═════ DATA SUPPLIED ═════
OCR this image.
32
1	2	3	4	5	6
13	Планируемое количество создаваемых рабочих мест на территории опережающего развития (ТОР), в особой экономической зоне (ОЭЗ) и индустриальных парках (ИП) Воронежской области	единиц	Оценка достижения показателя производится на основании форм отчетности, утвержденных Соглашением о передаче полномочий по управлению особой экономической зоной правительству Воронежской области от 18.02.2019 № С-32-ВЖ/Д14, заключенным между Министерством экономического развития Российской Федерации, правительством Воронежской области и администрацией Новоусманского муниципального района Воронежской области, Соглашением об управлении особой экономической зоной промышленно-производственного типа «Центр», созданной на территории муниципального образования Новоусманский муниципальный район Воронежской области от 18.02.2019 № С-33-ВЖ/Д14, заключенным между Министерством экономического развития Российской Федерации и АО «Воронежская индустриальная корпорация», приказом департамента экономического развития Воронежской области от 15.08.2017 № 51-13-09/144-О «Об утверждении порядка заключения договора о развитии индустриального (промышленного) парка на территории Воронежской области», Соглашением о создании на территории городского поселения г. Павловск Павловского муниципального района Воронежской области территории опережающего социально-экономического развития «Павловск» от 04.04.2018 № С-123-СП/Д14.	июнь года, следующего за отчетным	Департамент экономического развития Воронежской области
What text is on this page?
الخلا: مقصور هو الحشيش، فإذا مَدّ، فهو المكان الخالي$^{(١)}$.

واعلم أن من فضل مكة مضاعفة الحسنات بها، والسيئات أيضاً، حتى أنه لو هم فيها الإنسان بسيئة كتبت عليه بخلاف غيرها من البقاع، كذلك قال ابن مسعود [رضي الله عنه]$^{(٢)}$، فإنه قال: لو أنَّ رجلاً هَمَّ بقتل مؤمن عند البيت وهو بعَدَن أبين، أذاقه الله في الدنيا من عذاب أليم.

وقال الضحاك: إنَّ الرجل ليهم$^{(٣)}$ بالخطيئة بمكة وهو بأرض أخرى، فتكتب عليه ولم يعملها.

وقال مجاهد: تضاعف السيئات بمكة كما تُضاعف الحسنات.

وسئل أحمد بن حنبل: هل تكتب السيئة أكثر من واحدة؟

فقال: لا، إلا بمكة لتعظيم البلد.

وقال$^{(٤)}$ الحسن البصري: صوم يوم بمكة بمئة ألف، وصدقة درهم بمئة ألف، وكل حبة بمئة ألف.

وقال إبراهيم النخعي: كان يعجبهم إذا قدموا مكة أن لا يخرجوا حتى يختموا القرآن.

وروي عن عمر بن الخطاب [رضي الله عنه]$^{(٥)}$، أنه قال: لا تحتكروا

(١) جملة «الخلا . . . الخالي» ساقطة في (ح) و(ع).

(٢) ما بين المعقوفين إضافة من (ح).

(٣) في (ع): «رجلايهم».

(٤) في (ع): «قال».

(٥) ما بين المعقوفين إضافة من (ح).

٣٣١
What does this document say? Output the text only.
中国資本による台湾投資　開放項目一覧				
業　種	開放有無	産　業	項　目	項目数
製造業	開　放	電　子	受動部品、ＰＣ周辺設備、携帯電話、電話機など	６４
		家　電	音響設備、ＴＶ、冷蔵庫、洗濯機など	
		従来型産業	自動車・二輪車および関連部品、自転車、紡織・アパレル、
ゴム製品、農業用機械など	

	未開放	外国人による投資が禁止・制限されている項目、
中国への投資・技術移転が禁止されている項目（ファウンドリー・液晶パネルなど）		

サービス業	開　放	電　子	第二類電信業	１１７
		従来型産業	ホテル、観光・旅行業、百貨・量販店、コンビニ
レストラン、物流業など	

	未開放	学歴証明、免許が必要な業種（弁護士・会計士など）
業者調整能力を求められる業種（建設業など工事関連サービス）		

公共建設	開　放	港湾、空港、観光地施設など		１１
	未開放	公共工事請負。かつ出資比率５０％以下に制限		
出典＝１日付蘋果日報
═════
PROBLEM REQUIREMENTS
Return all the data above once more, precisely as given.

TASK SOLUTION
OCR this image.
32
1	2	3	4	5	6
13	Планируемое количество создаваемых рабочих мест на территории опережающего развития (ТОР), в особой экономической зоне (ОЭЗ) и индустриальных парках (ИП) Воронежской области	единиц	Оценка достижения показателя производится на основании форм отчетности, утвержденных Соглашением о передаче полномочий по управлению особой экономической зоной правительству Воронежской области от 18.02.2019 № С-32-ВЖ/Д14, заключенным между Министерством экономического развития Российской Федерации, правительством Воронежской области и администрацией Новоусманского муниципального района Воронежской области, Соглашением об управлении особой экономической зоной промышленно-производственного типа «Центр», созданной на территории муниципального образования Новоусманский муниципальный район Воронежской области от 18.02.2019 № С-33-ВЖ/Д14, заключенным между Министерством экономического развития Российской Федерации и АО «Воронежская индустриальная корпорация», приказом департамента экономического развития Воронежской области от 15.08.2017 № 51-13-09/144-О «Об утверждении порядка заключения договора о развитии индустриального (промышленного) парка на территории Воронежской области», Соглашением о создании на территории городского поселения г. Павловск Павловского муниципального района Воронежской области территории опережающего социально-экономического развития «Павловск» от 04.04.2018 № С-123-СП/Д14.	июнь года, следующего за отчетным	Департамент экономического развития Воронежской области
What text is on this page?
الخلا: مقصور هو الحشيش، فإذا مَدّ، فهو المكان الخالي$^{(١)}$.

واعلم أن من فضل مكة مضاعفة الحسنات بها، والسيئات أيضاً، حتى أنه لو هم فيها الإنسان بسيئة كتبت عليه بخلاف غيرها من البقاع، كذلك قال ابن مسعود [رضي الله عنه]$^{(٢)}$، فإنه قال: لو أنَّ رجلاً هَمَّ بقتل مؤمن عند البيت وهو بعَدَن أبين، أذاقه الله في الدنيا من عذاب أليم.

وقال الضحاك: إنَّ الرجل ليهم$^{(٣)}$ بالخطيئة بمكة وهو بأرض أخرى، فتكتب عليه ولم يعملها.

وقال مجاهد: تضاعف السيئات بمكة كما تُضاعف الحسنات.

وسئل أحمد بن حنبل: هل تكتب السيئة أكثر من واحدة؟

فقال: لا، إلا بمكة لتعظيم البلد.

وقال$^{(٤)}$ الحسن البصري: صوم يوم بمكة بمئة ألف، وصدقة درهم بمئة ألف، وكل حبة بمئة ألف.

وقال إبراهيم النخعي: كان يعجبهم إذا قدموا مكة أن لا يخرجوا حتى يختموا القرآن.

وروي عن عمر بن الخطاب [رضي الله عنه]$^{(٥)}$، أنه قال: لا تحتكروا

(١) جملة «الخلا . . . الخالي» ساقطة في (ح) و(ع).

(٢) ما بين المعقوفين إضافة من (ح).

(٣) في (ع): «رجلايهم».

(٤) في (ع): «قال».

(٥) ما بين المعقوفين إضافة من (ح).

٣٣١
What does this document say? Output the text only.
中国資本による台湾投資　開放項目一覧				
業　種	開放有無	産　業	項　目	項目数
製造業	開　放	電　子	受動部品、ＰＣ周辺設備、携帯電話、電話機など	６４
		家　電	音響設備、ＴＶ、冷蔵庫、洗濯機など	
		従来型産業	自動車・二輪車および関連部品、自転車、紡織・アパレル、
ゴム製品、農業用機械など	

	未開放	外国人による投資が禁止・制限されている項目、
中国への投資・技術移転が禁止されている項目（ファウンドリー・液晶パネルなど）		

サービス業	開　放	電　子	第二類電信業	１１７
		従来型産業	ホテル、観光・旅行業、百貨・量販店、コンビニ
レストラン、物流業など	

	未開放	学歴証明、免許が必要な業種（弁護士・会計士など）
業者調整能力を求められる業種（建設業など工事関連サービス）		

公共建設	開　放	港湾、空港、観光地施設など		１１
	未開放	公共工事請負。かつ出資比率５０％以下に制限		
出典＝１日付蘋果日報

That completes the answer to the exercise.